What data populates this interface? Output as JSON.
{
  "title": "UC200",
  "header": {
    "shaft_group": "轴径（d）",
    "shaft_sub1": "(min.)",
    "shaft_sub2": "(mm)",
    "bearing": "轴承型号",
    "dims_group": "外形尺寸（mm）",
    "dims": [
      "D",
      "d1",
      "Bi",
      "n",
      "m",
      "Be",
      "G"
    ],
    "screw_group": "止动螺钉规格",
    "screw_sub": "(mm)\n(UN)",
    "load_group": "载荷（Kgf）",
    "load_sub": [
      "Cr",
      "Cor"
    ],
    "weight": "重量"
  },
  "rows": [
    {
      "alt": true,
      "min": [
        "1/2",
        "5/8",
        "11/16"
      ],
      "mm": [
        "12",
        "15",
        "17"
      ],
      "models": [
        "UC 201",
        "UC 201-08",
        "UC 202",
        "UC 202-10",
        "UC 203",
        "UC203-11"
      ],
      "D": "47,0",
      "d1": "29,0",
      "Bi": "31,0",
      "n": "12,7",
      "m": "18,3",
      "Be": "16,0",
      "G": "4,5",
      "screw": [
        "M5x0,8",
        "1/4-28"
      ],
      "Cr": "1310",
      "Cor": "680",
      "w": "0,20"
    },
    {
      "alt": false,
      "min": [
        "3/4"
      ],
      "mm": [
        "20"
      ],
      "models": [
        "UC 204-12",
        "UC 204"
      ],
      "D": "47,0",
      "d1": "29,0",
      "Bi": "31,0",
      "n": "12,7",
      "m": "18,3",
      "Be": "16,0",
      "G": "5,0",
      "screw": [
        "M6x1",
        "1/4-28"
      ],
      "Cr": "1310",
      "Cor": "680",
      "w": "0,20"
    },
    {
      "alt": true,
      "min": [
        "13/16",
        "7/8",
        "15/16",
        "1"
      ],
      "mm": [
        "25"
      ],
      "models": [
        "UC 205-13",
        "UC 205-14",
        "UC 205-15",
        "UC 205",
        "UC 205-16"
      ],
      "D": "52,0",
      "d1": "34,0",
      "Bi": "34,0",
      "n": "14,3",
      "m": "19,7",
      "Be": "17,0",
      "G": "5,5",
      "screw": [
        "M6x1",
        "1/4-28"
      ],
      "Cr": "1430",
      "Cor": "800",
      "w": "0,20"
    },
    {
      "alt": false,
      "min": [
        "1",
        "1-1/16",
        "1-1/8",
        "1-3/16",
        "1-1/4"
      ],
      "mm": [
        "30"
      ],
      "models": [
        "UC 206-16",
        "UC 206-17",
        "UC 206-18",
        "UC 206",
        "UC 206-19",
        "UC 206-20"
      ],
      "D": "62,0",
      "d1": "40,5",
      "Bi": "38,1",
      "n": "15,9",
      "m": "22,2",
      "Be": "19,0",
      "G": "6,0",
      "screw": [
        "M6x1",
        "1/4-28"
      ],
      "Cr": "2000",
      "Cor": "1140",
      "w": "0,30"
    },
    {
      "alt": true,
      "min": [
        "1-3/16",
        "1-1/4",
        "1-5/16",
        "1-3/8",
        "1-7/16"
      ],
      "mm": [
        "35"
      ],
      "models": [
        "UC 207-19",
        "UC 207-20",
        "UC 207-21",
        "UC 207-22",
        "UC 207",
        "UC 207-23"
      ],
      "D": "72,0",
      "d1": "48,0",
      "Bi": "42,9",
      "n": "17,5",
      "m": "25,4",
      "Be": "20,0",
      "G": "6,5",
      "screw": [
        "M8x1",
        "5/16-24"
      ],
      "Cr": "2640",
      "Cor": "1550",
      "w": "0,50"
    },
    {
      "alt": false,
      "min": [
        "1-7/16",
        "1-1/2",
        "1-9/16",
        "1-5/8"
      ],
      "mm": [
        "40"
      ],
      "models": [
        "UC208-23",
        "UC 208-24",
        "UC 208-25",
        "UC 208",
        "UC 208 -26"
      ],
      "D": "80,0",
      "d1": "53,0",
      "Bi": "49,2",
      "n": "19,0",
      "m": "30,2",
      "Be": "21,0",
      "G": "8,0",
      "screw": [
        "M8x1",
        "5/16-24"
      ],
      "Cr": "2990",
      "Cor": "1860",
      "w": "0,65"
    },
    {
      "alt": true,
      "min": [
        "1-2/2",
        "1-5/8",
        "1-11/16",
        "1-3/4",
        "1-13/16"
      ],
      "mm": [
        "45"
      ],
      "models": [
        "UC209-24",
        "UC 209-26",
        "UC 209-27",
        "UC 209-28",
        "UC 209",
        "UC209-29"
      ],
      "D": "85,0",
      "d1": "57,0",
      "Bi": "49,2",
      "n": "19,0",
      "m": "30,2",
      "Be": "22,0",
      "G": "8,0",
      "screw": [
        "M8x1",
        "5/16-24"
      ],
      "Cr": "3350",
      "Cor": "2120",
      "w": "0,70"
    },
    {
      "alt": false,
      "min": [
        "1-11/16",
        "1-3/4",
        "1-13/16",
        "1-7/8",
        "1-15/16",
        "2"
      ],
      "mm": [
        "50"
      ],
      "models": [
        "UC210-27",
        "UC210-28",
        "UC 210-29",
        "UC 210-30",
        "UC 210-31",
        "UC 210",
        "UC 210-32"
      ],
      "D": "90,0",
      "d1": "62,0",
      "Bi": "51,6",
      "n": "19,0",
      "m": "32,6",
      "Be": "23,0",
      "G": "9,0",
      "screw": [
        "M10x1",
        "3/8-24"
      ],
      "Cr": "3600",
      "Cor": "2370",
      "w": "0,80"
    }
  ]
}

▶ **Objective**
Every entry should be printed again exactly as it stands.

▶ **Expected answer**
What data populates this interface? Output as JSON.
{
  "title": "UC200",
  "header": {
    "shaft_group": "轴径（d）",
    "shaft_sub1": "(min.)",
    "shaft_sub2": "(mm)",
    "bearing": "轴承型号",
    "dims_group": "外形尺寸（mm）",
    "dims": [
      "D",
      "d1",
      "Bi",
      "n",
      "m",
      "Be",
      "G"
    ],
    "screw_group": "止动螺钉规格",
    "screw_sub": "(mm)\n(UN)",
    "load_group": "载荷（Kgf）",
    "load_sub": [
      "Cr",
      "Cor"
    ],
    "weight": "重量"
  },
  "rows": [
    {
      "alt": true,
      "min": [
        "1/2",
        "5/8",
        "11/16"
      ],
      "mm": [
        "12",
        "15",
        "17"
      ],
      "models": [
        "UC 201",
        "UC 201-08",
        "UC 202",
        "UC 202-10",
        "UC 203",
        "UC203-11"
      ],
      "D": "47,0",
      "d1": "29,0",
      "Bi": "31,0",
      "n": "12,7",
      "m": "18,3",
      "Be": "16,0",
      "G": "4,5",
      "screw": [
        "M5x0,8",
        "1/4-28"
      ],
      "Cr": "1310",
      "Cor": "680",
      "w": "0,20"
    },
    {
      "alt": false,
      "min": [
        "3/4"
      ],
      "mm": [
        "20"
      ],
      "models": [
        "UC 204-12",
        "UC 204"
      ],
      "D": "47,0",
      "d1": "29,0",
      "Bi": "31,0",
      "n": "12,7",
      "m": "18,3",
      "Be": "16,0",
      "G": "5,0",
      "screw": [
        "M6x1",
        "1/4-28"
      ],
      "Cr": "1310",
      "Cor": "680",
      "w": "0,20"
    },
    {
      "alt": true,
      "min": [
        "13/16",
        "7/8",
        "15/16",
        "1"
      ],
      "mm": [
        "25"
      ],
      "models": [
        "UC 205-13",
        "UC 205-14",
        "UC 205-15",
        "UC 205",
        "UC 205-16"
      ],
      "D": "52,0",
      "d1": "34,0",
      "Bi": "34,0",
      "n": "14,3",
      "m": "19,7",
      "Be": "17,0",
      "G": "5,5",
      "screw": [
        "M6x1",
        "1/4-28"
      ],
      "Cr": "1430",
      "Cor": "800",
      "w": "0,20"
    },
    {
      "alt": false,
      "min": [
        "1",
        "1-1/16",
        "1-1/8",
        "1-3/16",
        "1-1/4"
      ],
      "mm": [
        "30"
      ],
      "models": [
        "UC 206-16",
        "UC 206-17",
        "UC 206-18",
        "UC 206",
        "UC 206-19",
        "UC 206-20"
      ],
      "D": "62,0",
      "d1": "40,5",
      "Bi": "38,1",
      "n": "15,9",
      "m": "22,2",
      "Be": "19,0",
      "G": "6,0",
      "screw": [
        "M6x1",
        "1/4-28"
      ],
      "Cr": "2000",
      "Cor": "1140",
      "w": "0,30"
    },
    {
      "alt": true,
      "min": [
        "1-3/16",
        "1-1/4",
        "1-5/16",
        "1-3/8",
        "1-7/16"
      ],
      "mm": [
        "35"
      ],
      "models": [
        "UC 207-19",
        "UC 207-20",
        "UC 207-21",
        "UC 207-22",
        "UC 207",
        "UC 207-23"
      ],
      "D": "72,0",
      "d1": "48,0",
      "Bi": "42,9",
      "n": "17,5",
      "m": "25,4",
      "Be": "20,0",
      "G": "6,5",
      "screw": [
        "M8x1",
        "5/16-24"
      ],
      "Cr": "2640",
      "Cor": "1550",
      "w": "0,50"
    },
    {
      "alt": false,
      "min": [
        "1-7/16",
        "1-1/2",
        "1-9/16",
        "1-5/8"
      ],
      "mm": [
        "40"
      ],
      "models": [
        "UC208-23",
        "UC 208-24",
        "UC 208-25",
        "UC 208",
        "UC 208 -26"
      ],
      "D": "80,0",
      "d1": "53,0",
      "Bi": "49,2",
      "n": "19,0",
      "m": "30,2",
      "Be": "21,0",
      "G": "8,0",
      "screw": [
        "M8x1",
        "5/16-24"
      ],
      "Cr": "2990",
      "Cor": "1860",
      "w": "0,65"
    },
    {
      "alt": true,
      "min": [
        "1-2/2",
        "1-5/8",
        "1-11/16",
        "1-3/4",
        "1-13/16"
      ],
      "mm": [
        "45"
      ],
      "models": [
        "UC209-24",
        "UC 209-26",
        "UC 209-27",
        "UC 209-28",
        "UC 209",
        "UC209-29"
      ],
      "D": "85,0",
      "d1": "57,0",
      "Bi": "49,2",
      "n": "19,0",
      "m": "30,2",
      "Be": "22,0",
      "G": "8,0",
      "screw": [
        "M8x1",
        "5/16-24"
      ],
      "Cr": "3350",
      "Cor": "2120",
      "w": "0,70"
    },
    {
      "alt": false,
      "min": [
        "1-11/16",
        "1-3/4",
        "1-13/16",
        "1-7/8",
        "1-15/16",
        "2"
      ],
      "mm": [
        "50"
      ],
      "models": [
        "UC210-27",
        "UC210-28",
        "UC 210-29",
        "UC 210-30",
        "UC 210-31",
        "UC 210",
        "UC 210-32"
      ],
      "D": "90,0",
      "d1": "62,0",
      "Bi": "51,6",
      "n": "19,0",
      "m": "32,6",
      "Be": "23,0",
      "G": "9,0",
      "screw": [
        "M10x1",
        "3/8-24"
      ],
      "Cr": "3600",
      "Cor": "2370",
      "w": "0,80"
    }
  ]
}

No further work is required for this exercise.